[Collected data entries]
## BEGIN
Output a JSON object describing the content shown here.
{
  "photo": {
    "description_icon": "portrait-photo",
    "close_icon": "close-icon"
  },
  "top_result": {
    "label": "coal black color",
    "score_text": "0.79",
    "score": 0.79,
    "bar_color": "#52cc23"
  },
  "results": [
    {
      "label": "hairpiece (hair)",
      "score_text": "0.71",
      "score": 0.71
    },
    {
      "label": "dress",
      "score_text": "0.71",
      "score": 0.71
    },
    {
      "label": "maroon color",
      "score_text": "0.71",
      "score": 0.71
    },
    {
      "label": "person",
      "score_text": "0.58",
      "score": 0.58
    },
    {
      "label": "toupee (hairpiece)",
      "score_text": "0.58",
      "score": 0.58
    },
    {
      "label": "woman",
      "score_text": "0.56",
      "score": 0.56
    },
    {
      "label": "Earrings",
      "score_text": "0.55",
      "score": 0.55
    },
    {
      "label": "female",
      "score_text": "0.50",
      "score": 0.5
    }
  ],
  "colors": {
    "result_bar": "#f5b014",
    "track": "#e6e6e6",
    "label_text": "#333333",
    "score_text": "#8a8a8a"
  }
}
## END
## The request
Exact copies of all the records are required.

## Final result
Output a JSON object describing the content shown here.
{
  "photo": {
    "description_icon": "portrait-photo",
    "close_icon": "close-icon"
  },
  "top_result": {
    "label": "coal black color",
    "score_text": "0.79",
    "score": 0.79,
    "bar_color": "#52cc23"
  },
  "results": [
    {
      "label": "hairpiece (hair)",
      "score_text": "0.71",
      "score": 0.71
    },
    {
      "label": "dress",
      "score_text": "0.71",
      "score": 0.71
    },
    {
      "label": "maroon color",
      "score_text": "0.71",
      "score": 0.71
    },
    {
      "label": "person",
      "score_text": "0.58",
      "score": 0.58
    },
    {
      "label": "toupee (hairpiece)",
      "score_text": "0.58",
      "score": 0.58
    },
    {
      "label": "woman",
      "score_text": "0.56",
      "score": 0.56
    },
    {
      "label": "Earrings",
      "score_text": "0.55",
      "score": 0.55
    },
    {
      "label": "female",
      "score_text": "0.50",
      "score": 0.5
    }
  ],
  "colors": {
    "result_bar": "#f5b014",
    "track": "#e6e6e6",
    "label_text": "#333333",
    "score_text": "#8a8a8a"
  }
}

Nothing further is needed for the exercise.